**Data provided**.

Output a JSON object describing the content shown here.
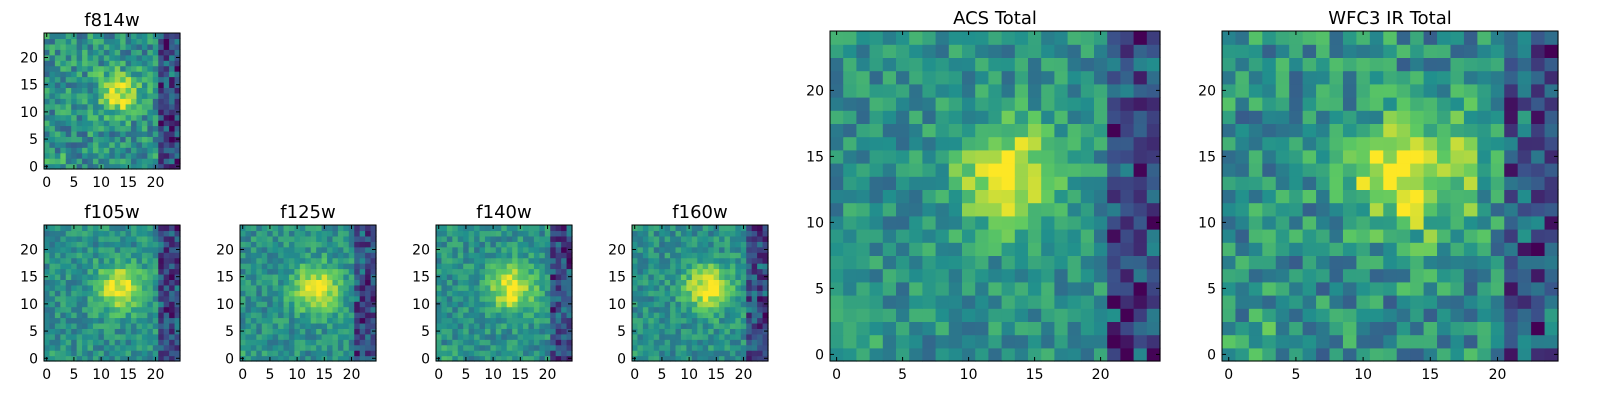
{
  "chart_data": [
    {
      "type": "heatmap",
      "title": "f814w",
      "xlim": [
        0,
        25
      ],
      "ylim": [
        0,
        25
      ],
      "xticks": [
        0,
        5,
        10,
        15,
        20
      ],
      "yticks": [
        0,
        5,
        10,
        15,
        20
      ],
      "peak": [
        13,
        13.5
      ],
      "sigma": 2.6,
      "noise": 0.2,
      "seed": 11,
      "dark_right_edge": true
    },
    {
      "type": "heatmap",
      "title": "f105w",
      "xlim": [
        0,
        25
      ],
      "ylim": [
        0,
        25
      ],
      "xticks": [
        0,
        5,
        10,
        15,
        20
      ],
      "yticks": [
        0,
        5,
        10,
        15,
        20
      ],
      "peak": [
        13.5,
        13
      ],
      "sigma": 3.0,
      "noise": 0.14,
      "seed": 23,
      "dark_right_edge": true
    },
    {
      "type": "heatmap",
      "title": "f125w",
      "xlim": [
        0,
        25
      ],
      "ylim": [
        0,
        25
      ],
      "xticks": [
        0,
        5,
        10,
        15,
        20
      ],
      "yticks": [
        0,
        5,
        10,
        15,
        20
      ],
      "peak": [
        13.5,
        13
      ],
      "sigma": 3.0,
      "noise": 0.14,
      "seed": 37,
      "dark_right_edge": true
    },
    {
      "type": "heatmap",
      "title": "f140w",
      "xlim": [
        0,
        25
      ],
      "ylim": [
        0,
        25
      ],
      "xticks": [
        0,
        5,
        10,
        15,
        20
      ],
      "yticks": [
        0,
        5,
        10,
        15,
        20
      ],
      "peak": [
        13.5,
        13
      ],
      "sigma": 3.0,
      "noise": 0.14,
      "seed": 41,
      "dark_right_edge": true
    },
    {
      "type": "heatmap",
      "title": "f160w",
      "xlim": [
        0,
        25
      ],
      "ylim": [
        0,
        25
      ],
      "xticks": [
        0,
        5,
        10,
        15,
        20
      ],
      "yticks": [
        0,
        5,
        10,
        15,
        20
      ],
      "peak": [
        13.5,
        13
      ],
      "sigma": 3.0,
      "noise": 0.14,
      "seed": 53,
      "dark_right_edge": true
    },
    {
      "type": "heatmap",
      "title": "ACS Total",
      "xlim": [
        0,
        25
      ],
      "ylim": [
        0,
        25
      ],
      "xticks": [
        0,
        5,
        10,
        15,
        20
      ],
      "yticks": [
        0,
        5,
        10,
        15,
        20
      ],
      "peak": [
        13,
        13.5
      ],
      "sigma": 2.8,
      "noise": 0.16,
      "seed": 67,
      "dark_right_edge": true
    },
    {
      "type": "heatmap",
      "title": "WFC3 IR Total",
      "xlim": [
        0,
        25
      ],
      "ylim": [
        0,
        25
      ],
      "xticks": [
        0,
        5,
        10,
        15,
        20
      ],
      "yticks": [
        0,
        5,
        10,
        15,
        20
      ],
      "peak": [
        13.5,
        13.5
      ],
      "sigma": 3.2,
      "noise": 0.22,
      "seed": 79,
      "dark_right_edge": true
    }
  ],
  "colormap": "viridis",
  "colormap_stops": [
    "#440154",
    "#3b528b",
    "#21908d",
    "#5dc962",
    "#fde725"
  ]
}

**Your instructions**.
Quote the entries in full. Any image among them is to be omitted from the copy.

**Completed exercise**.
Output a JSON object describing the content shown here.
{
  "chart_data": [
    {
      "type": "heatmap",
      "title": "f814w",
      "xlim": [
        0,
        25
      ],
      "ylim": [
        0,
        25
      ],
      "xticks": [
        0,
        5,
        10,
        15,
        20
      ],
      "yticks": [
        0,
        5,
        10,
        15,
        20
      ],
      "peak": [
        13,
        13.5
      ],
      "sigma": 2.6,
      "noise": 0.2,
      "seed": 11,
      "dark_right_edge": true
    },
    {
      "type": "heatmap",
      "title": "f105w",
      "xlim": [
        0,
        25
      ],
      "ylim": [
        0,
        25
      ],
      "xticks": [
        0,
        5,
        10,
        15,
        20
      ],
      "yticks": [
        0,
        5,
        10,
        15,
        20
      ],
      "peak": [
        13.5,
        13
      ],
      "sigma": 3.0,
      "noise": 0.14,
      "seed": 23,
      "dark_right_edge": true
    },
    {
      "type": "heatmap",
      "title": "f125w",
      "xlim": [
        0,
        25
      ],
      "ylim": [
        0,
        25
      ],
      "xticks": [
        0,
        5,
        10,
        15,
        20
      ],
      "yticks": [
        0,
        5,
        10,
        15,
        20
      ],
      "peak": [
        13.5,
        13
      ],
      "sigma": 3.0,
      "noise": 0.14,
      "seed": 37,
      "dark_right_edge": true
    },
    {
      "type": "heatmap",
      "title": "f140w",
      "xlim": [
        0,
        25
      ],
      "ylim": [
        0,
        25
      ],
      "xticks": [
        0,
        5,
        10,
        15,
        20
      ],
      "yticks": [
        0,
        5,
        10,
        15,
        20
      ],
      "peak": [
        13.5,
        13
      ],
      "sigma": 3.0,
      "noise": 0.14,
      "seed": 41,
      "dark_right_edge": true
    },
    {
      "type": "heatmap",
      "title": "f160w",
      "xlim": [
        0,
        25
      ],
      "ylim": [
        0,
        25
      ],
      "xticks": [
        0,
        5,
        10,
        15,
        20
      ],
      "yticks": [
        0,
        5,
        10,
        15,
        20
      ],
      "peak": [
        13.5,
        13
      ],
      "sigma": 3.0,
      "noise": 0.14,
      "seed": 53,
      "dark_right_edge": true
    },
    {
      "type": "heatmap",
      "title": "ACS Total",
      "xlim": [
        0,
        25
      ],
      "ylim": [
        0,
        25
      ],
      "xticks": [
        0,
        5,
        10,
        15,
        20
      ],
      "yticks": [
        0,
        5,
        10,
        15,
        20
      ],
      "peak": [
        13,
        13.5
      ],
      "sigma": 2.8,
      "noise": 0.16,
      "seed": 67,
      "dark_right_edge": true
    },
    {
      "type": "heatmap",
      "title": "WFC3 IR Total",
      "xlim": [
        0,
        25
      ],
      "ylim": [
        0,
        25
      ],
      "xticks": [
        0,
        5,
        10,
        15,
        20
      ],
      "yticks": [
        0,
        5,
        10,
        15,
        20
      ],
      "peak": [
        13.5,
        13.5
      ],
      "sigma": 3.2,
      "noise": 0.22,
      "seed": 79,
      "dark_right_edge": true
    }
  ],
  "colormap": "viridis",
  "colormap_stops": [
    "#440154",
    "#3b528b",
    "#21908d",
    "#5dc962",
    "#fde725"
  ]
}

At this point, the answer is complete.